#### Task objective:
Every line with the word "JSON" in it should be extracted from the data that follows.

[A run of records]
━━━━━━━━━━━━━━━━━━━━━━━━━━━━━━

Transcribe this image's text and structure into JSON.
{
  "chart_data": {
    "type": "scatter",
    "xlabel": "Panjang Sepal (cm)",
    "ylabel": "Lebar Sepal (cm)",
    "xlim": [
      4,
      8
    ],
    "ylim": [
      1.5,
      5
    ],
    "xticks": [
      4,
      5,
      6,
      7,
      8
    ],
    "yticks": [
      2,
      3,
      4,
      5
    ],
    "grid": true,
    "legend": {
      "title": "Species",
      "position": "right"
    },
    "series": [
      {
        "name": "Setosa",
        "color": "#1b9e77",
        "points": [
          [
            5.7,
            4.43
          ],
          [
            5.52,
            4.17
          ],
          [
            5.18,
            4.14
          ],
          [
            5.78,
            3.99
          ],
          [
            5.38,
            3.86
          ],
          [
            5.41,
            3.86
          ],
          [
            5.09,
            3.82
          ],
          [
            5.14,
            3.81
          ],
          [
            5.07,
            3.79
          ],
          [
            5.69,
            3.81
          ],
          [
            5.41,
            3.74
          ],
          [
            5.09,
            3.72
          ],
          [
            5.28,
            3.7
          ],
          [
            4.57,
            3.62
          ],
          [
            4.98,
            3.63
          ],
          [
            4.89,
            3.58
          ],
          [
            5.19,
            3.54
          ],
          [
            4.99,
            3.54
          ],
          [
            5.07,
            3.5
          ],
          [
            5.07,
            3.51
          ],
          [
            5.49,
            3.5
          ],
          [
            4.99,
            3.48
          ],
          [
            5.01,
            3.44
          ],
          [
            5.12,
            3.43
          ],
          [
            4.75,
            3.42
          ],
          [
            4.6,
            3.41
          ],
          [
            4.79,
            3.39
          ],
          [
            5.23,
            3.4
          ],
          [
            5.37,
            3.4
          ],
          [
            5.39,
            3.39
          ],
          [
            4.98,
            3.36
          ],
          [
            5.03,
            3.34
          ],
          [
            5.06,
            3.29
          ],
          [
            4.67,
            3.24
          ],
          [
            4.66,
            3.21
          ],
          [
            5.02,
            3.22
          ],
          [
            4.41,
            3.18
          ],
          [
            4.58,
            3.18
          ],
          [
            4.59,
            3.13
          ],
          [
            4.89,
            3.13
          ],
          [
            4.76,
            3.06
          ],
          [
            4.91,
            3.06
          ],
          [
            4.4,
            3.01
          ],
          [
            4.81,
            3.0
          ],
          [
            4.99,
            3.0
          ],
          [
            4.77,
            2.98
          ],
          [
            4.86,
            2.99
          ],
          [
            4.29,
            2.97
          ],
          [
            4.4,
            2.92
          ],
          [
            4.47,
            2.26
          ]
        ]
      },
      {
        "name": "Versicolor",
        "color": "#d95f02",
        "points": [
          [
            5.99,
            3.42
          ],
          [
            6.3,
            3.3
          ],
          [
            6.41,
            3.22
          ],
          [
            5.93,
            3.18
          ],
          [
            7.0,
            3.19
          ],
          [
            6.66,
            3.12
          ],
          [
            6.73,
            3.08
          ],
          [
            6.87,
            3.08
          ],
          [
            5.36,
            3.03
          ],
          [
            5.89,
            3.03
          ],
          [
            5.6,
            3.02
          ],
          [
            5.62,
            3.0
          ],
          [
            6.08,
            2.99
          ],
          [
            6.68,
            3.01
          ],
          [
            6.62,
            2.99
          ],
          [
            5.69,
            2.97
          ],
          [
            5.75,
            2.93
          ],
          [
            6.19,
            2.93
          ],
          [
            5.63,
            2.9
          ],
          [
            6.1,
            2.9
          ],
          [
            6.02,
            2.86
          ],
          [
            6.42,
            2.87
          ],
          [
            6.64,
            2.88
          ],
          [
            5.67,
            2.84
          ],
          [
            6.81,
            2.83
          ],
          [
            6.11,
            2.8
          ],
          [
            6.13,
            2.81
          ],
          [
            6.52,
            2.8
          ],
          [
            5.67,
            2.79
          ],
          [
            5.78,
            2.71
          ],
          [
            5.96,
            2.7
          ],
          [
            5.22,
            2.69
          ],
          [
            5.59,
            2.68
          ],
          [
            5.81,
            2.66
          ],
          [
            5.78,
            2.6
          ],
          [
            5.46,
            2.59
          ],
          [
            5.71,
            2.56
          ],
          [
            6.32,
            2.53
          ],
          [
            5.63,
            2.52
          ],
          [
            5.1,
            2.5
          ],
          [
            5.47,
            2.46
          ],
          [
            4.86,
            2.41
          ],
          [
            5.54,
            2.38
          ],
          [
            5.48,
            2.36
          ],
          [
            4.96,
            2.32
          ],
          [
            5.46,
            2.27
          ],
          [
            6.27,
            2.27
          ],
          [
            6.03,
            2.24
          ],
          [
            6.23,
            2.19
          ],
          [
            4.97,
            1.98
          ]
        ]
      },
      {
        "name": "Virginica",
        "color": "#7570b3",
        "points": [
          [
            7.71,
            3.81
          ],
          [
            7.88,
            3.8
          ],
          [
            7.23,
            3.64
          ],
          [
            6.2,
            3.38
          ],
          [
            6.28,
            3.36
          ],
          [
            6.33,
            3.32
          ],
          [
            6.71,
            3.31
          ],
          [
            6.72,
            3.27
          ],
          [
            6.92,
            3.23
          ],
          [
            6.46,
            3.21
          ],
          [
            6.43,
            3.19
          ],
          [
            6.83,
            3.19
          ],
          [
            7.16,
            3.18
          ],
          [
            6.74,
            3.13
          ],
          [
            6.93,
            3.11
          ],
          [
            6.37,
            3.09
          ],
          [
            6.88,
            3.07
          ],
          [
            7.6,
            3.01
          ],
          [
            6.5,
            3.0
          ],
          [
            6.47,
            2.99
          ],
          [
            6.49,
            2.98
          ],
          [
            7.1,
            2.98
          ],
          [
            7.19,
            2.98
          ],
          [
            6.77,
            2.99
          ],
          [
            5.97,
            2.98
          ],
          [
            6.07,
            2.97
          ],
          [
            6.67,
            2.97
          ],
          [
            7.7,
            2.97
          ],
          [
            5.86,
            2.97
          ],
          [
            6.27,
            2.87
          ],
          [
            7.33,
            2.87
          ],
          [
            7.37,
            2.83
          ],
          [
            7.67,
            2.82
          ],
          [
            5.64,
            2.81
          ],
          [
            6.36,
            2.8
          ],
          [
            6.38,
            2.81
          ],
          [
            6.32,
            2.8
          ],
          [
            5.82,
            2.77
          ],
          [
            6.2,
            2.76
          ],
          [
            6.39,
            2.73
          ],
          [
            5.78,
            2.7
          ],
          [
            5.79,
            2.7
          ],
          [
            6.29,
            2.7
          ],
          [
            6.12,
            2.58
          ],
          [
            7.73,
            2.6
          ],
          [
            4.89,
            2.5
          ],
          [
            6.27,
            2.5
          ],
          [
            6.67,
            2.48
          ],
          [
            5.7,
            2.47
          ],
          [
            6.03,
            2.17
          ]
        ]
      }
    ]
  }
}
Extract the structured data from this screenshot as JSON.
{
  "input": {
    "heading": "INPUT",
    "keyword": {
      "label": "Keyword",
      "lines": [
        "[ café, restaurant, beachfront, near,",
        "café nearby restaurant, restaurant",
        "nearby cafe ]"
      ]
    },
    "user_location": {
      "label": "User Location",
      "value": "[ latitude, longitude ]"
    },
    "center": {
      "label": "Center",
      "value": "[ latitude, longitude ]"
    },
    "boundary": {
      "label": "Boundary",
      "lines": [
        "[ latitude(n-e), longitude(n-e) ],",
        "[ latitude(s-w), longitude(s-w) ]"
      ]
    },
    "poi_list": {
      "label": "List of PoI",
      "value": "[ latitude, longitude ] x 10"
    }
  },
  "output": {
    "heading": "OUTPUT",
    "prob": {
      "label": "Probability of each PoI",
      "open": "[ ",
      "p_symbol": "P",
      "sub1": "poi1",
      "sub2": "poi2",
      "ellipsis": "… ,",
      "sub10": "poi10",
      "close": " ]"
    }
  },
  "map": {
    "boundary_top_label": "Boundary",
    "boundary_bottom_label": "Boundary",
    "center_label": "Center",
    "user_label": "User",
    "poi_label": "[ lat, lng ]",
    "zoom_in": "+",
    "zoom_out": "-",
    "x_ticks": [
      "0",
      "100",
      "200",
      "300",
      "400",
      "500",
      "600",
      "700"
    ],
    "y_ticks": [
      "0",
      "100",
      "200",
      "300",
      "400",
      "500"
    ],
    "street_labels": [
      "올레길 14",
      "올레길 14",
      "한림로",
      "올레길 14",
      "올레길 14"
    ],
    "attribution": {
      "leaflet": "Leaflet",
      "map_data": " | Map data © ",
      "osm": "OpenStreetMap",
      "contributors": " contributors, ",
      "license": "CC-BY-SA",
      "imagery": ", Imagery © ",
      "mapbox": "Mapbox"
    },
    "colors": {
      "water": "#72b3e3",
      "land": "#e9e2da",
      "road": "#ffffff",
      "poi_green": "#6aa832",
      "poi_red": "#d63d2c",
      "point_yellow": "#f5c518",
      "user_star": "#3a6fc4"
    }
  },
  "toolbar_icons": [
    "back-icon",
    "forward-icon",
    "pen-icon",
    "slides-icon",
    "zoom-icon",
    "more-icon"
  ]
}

━━━━━━━━━━━━━━━━━━━━━━━━━━━━━━

#### Solution to this task:
Transcribe this image's text and structure into JSON.
Extract the structured data from this screenshot as JSON.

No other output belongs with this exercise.